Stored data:
--- Begin ---

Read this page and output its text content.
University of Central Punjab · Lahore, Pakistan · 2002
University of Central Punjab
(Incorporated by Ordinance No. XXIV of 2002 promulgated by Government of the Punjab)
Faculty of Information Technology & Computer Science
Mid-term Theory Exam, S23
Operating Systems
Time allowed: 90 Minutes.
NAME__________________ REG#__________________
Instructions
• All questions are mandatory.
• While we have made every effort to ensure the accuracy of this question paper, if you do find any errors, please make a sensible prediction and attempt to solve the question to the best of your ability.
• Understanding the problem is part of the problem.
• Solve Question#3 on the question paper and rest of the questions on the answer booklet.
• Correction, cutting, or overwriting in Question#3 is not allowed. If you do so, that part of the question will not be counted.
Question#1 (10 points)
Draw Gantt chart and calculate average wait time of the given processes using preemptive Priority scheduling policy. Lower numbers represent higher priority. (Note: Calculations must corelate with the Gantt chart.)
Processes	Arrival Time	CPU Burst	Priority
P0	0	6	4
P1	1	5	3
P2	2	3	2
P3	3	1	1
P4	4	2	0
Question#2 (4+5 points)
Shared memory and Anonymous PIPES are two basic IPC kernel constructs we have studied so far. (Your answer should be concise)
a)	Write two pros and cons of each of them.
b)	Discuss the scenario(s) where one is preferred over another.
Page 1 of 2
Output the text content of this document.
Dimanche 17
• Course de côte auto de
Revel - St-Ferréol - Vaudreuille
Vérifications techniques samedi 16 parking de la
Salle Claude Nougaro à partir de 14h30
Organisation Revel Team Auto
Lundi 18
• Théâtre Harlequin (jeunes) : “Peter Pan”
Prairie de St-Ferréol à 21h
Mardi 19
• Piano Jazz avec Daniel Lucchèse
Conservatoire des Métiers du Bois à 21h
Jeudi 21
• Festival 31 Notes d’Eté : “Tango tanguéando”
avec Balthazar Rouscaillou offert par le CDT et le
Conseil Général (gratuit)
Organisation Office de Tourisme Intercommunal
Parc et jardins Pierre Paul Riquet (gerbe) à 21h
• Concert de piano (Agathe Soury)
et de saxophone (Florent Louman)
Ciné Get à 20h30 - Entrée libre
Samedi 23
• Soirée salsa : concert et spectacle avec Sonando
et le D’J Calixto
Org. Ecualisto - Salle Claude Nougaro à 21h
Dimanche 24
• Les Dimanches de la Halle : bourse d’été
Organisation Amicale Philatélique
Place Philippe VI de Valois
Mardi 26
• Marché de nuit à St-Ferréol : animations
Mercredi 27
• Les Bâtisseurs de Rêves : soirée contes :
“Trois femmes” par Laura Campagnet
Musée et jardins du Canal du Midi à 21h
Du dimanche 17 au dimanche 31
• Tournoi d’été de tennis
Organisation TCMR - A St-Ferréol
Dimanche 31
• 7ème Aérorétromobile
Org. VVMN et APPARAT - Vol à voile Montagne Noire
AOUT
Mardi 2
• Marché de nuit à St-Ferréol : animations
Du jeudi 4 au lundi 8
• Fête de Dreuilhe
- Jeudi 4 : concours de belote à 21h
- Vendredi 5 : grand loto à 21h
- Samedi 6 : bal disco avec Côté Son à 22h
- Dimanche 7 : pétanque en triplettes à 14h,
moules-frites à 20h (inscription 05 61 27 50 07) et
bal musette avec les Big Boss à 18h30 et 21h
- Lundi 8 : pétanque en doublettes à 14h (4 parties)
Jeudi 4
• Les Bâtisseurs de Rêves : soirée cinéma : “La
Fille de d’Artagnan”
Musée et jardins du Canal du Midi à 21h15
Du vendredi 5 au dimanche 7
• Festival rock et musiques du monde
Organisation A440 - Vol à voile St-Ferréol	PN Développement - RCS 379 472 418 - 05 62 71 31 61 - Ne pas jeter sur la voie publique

--- End ---

YOUR GOAL: Take the entries above and copy them out exactly.

SOLUTION TO THE EXERCISE:
Read this page and output its text content.
University of Central Punjab · Lahore, Pakistan · 2002
University of Central Punjab
(Incorporated by Ordinance No. XXIV of 2002 promulgated by Government of the Punjab)
Faculty of Information Technology & Computer Science
Mid-term Theory Exam, S23
Operating Systems
Time allowed: 90 Minutes.
NAME__________________ REG#__________________
Instructions
• All questions are mandatory.
• While we have made every effort to ensure the accuracy of this question paper, if you do find any errors, please make a sensible prediction and attempt to solve the question to the best of your ability.
• Understanding the problem is part of the problem.
• Solve Question#3 on the question paper and rest of the questions on the answer booklet.
• Correction, cutting, or overwriting in Question#3 is not allowed. If you do so, that part of the question will not be counted.
Question#1 (10 points)
Draw Gantt chart and calculate average wait time of the given processes using preemptive Priority scheduling policy. Lower numbers represent higher priority. (Note: Calculations must corelate with the Gantt chart.)
Processes	Arrival Time	CPU Burst	Priority
P0	0	6	4
P1	1	5	3
P2	2	3	2
P3	3	1	1
P4	4	2	0
Question#2 (4+5 points)
Shared memory and Anonymous PIPES are two basic IPC kernel constructs we have studied so far. (Your answer should be concise)
a)	Write two pros and cons of each of them.
b)	Discuss the scenario(s) where one is preferred over another.
Page 1 of 2
Output the text content of this document.
Dimanche 17
• Course de côte auto de
Revel - St-Ferréol - Vaudreuille
Vérifications techniques samedi 16 parking de la
Salle Claude Nougaro à partir de 14h30
Organisation Revel Team Auto
Lundi 18
• Théâtre Harlequin (jeunes) : “Peter Pan”
Prairie de St-Ferréol à 21h
Mardi 19
• Piano Jazz avec Daniel Lucchèse
Conservatoire des Métiers du Bois à 21h
Jeudi 21
• Festival 31 Notes d’Eté : “Tango tanguéando”
avec Balthazar Rouscaillou offert par le CDT et le
Conseil Général (gratuit)
Organisation Office de Tourisme Intercommunal
Parc et jardins Pierre Paul Riquet (gerbe) à 21h
• Concert de piano (Agathe Soury)
et de saxophone (Florent Louman)
Ciné Get à 20h30 - Entrée libre
Samedi 23
• Soirée salsa : concert et spectacle avec Sonando
et le D’J Calixto
Org. Ecualisto - Salle Claude Nougaro à 21h
Dimanche 24
• Les Dimanches de la Halle : bourse d’été
Organisation Amicale Philatélique
Place Philippe VI de Valois
Mardi 26
• Marché de nuit à St-Ferréol : animations
Mercredi 27
• Les Bâtisseurs de Rêves : soirée contes :
“Trois femmes” par Laura Campagnet
Musée et jardins du Canal du Midi à 21h
Du dimanche 17 au dimanche 31
• Tournoi d’été de tennis
Organisation TCMR - A St-Ferréol
Dimanche 31
• 7ème Aérorétromobile
Org. VVMN et APPARAT - Vol à voile Montagne Noire
AOUT
Mardi 2
• Marché de nuit à St-Ferréol : animations
Du jeudi 4 au lundi 8
• Fête de Dreuilhe
- Jeudi 4 : concours de belote à 21h
- Vendredi 5 : grand loto à 21h
- Samedi 6 : bal disco avec Côté Son à 22h
- Dimanche 7 : pétanque en triplettes à 14h,
moules-frites à 20h (inscription 05 61 27 50 07) et
bal musette avec les Big Boss à 18h30 et 21h
- Lundi 8 : pétanque en doublettes à 14h (4 parties)
Jeudi 4
• Les Bâtisseurs de Rêves : soirée cinéma : “La
Fille de d’Artagnan”
Musée et jardins du Canal du Midi à 21h15
Du vendredi 5 au dimanche 7
• Festival rock et musiques du monde
Organisation A440 - Vol à voile St-Ferréol	PN Développement - RCS 379 472 418 - 05 62 71 31 61 - Ne pas jeter sur la voie publique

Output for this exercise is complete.